#### Problem statement
In the listing below, locate the lines bearing the word "intercept". Copy every one of them.

#### Information provided
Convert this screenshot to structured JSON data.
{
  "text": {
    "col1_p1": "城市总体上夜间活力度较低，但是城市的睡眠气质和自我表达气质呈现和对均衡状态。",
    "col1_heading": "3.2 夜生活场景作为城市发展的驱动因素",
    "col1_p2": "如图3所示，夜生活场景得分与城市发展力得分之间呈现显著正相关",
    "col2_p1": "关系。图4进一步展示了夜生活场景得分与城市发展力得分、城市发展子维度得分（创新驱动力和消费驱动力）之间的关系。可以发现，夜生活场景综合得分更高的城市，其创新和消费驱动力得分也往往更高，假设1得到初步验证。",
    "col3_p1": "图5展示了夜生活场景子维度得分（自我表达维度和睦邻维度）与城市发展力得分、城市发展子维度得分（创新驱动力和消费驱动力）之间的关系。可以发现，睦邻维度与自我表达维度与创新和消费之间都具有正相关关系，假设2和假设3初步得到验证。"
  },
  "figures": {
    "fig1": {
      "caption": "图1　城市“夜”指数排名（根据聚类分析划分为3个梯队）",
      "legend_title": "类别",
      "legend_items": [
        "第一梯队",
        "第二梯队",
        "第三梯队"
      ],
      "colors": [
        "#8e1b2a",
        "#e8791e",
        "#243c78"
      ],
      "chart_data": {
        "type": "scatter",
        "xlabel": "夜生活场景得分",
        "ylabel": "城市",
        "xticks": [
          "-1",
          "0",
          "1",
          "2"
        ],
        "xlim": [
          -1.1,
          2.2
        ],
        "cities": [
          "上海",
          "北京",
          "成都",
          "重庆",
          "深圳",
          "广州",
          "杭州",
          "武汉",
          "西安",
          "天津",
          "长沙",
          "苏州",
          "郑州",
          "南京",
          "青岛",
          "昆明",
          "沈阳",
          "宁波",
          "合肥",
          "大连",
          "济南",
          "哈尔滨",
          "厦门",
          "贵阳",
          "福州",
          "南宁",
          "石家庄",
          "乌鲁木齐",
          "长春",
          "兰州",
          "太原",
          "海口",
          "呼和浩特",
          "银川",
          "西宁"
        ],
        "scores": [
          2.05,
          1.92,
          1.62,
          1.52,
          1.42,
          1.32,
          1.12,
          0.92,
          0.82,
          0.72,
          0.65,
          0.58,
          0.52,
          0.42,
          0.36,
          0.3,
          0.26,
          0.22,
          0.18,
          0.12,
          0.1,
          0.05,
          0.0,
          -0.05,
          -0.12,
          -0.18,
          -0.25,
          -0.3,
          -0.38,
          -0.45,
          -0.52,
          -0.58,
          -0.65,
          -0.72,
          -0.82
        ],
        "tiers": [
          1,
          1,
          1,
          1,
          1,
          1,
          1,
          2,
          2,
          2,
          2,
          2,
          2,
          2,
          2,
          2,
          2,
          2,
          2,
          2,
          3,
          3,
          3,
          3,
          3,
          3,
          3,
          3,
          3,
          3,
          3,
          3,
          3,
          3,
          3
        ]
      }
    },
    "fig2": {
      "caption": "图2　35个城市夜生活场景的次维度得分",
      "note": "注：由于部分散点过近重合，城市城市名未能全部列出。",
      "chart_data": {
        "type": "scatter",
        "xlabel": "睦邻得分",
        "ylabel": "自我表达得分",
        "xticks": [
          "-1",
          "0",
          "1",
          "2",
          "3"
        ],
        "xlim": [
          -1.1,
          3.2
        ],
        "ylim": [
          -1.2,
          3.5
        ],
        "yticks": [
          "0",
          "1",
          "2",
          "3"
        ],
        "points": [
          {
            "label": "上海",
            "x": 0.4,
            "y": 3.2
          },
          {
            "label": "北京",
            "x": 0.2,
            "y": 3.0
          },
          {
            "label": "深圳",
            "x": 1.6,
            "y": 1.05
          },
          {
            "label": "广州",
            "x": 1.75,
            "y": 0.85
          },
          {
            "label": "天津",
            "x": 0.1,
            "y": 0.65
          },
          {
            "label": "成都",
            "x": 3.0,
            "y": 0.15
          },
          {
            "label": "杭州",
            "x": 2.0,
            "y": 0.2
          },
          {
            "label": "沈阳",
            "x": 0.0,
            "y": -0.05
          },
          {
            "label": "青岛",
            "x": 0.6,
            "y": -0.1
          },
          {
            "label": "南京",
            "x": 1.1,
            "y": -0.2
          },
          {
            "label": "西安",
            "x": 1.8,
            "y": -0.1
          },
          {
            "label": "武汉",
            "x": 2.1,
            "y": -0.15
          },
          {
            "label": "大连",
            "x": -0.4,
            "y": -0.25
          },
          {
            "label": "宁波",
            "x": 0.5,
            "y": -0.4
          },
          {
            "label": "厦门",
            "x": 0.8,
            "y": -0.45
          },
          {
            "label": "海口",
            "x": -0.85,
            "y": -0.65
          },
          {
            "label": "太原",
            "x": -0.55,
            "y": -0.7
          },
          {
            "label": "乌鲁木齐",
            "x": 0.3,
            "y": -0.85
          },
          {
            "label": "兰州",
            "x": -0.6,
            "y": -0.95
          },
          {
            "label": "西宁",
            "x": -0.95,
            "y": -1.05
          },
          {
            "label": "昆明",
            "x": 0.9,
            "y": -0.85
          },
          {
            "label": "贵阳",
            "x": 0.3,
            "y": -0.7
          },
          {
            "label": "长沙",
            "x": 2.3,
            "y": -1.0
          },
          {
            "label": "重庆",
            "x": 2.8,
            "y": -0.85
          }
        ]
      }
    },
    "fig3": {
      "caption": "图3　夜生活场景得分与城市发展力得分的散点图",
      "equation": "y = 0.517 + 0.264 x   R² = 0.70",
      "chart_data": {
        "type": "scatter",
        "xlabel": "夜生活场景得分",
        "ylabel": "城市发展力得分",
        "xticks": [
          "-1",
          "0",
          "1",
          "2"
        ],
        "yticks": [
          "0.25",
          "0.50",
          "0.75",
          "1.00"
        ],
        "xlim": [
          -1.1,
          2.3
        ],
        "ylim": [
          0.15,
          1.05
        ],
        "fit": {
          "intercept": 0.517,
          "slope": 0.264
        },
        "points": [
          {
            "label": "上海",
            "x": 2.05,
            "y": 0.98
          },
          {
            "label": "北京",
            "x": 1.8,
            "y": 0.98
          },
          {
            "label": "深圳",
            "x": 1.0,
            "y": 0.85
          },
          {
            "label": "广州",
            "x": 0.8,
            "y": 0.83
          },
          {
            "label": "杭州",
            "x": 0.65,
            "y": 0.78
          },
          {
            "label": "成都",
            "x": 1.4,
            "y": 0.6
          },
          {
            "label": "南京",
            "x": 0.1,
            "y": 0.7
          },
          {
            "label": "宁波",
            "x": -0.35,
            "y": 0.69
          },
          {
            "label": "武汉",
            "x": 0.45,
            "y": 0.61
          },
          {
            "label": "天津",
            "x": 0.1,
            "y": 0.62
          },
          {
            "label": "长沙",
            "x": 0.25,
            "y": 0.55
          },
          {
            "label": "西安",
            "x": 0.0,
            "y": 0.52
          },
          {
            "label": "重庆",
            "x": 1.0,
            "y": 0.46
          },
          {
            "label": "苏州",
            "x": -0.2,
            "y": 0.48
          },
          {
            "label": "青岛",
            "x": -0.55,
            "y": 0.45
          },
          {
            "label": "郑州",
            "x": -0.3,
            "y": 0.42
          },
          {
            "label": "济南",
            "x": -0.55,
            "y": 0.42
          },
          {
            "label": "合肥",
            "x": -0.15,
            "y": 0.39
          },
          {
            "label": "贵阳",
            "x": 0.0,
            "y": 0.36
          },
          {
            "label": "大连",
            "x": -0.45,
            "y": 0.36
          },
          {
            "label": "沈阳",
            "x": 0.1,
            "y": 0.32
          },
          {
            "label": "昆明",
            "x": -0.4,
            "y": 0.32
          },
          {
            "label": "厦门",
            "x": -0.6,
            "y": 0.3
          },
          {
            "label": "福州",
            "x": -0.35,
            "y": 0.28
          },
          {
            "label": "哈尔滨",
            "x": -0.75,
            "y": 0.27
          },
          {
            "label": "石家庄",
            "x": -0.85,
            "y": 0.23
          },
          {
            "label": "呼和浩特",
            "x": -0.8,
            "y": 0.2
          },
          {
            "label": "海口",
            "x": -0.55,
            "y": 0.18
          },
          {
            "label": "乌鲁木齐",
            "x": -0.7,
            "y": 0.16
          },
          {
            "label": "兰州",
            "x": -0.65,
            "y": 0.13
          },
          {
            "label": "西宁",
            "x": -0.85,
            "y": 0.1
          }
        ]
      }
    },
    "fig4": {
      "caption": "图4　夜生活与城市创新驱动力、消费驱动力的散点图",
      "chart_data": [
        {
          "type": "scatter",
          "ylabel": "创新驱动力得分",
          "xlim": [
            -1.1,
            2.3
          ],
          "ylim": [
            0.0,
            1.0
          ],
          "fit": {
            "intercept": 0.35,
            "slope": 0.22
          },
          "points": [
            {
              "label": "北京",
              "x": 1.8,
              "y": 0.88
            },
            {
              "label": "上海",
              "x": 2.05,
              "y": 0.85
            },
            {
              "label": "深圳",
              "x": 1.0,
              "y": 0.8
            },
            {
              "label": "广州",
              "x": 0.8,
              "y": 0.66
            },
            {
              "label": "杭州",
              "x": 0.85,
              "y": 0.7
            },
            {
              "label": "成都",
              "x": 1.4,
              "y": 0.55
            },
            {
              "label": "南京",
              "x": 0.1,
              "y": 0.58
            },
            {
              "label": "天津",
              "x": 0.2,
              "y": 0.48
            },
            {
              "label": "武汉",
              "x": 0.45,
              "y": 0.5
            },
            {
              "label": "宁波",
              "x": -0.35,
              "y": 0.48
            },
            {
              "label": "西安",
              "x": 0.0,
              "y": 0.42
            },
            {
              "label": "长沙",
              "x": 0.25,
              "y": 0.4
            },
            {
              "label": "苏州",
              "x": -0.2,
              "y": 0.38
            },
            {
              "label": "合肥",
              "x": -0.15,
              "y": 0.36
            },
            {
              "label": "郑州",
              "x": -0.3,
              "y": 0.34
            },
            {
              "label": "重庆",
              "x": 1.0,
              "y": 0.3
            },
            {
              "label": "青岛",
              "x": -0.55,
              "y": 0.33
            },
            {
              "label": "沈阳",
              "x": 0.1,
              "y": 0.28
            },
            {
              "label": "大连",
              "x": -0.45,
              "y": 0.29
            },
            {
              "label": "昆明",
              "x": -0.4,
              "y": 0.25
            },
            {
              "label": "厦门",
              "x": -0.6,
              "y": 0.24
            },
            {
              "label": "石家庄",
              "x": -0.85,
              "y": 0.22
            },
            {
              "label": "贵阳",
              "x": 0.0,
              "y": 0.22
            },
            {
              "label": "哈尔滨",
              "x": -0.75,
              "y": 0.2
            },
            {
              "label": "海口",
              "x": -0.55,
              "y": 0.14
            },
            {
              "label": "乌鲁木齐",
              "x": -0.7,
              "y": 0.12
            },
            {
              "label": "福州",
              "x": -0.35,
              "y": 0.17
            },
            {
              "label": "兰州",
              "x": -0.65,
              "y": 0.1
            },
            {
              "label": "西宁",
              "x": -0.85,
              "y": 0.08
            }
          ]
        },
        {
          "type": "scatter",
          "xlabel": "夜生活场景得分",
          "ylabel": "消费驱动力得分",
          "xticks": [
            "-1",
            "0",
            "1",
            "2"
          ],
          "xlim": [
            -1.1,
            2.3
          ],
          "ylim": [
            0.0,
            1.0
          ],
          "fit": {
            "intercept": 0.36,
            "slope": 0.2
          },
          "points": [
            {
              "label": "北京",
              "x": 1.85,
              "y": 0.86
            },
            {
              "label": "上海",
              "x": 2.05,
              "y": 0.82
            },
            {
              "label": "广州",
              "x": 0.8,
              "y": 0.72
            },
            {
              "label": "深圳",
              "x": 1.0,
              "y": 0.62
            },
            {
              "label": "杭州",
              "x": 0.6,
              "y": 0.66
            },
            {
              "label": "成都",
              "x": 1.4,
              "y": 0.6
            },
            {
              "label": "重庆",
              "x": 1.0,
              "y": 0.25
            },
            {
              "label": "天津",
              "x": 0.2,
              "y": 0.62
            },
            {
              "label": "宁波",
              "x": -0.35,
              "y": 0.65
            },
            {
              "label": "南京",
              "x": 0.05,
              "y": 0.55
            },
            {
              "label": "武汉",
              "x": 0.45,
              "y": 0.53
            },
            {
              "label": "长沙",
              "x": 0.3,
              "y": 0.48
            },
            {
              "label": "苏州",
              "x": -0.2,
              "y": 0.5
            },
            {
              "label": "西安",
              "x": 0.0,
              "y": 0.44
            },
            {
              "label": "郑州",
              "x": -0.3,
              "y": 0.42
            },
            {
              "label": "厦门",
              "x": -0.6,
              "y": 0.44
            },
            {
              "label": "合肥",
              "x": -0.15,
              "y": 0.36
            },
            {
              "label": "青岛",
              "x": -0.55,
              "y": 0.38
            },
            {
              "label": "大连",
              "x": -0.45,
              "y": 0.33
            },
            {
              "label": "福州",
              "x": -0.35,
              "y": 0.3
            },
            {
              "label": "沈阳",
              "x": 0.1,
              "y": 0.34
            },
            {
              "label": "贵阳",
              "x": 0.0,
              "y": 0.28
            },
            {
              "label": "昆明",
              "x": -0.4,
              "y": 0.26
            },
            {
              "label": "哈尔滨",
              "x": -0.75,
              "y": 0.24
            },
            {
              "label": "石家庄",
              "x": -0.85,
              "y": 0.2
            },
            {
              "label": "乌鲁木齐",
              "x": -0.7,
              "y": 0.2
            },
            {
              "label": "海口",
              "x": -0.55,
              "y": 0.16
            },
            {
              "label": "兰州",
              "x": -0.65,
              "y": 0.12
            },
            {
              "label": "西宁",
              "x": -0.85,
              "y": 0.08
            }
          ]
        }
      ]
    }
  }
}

#### Exercise answer
          "intercept": 0.517,
            "intercept": 0.35,
            "intercept": 0.36,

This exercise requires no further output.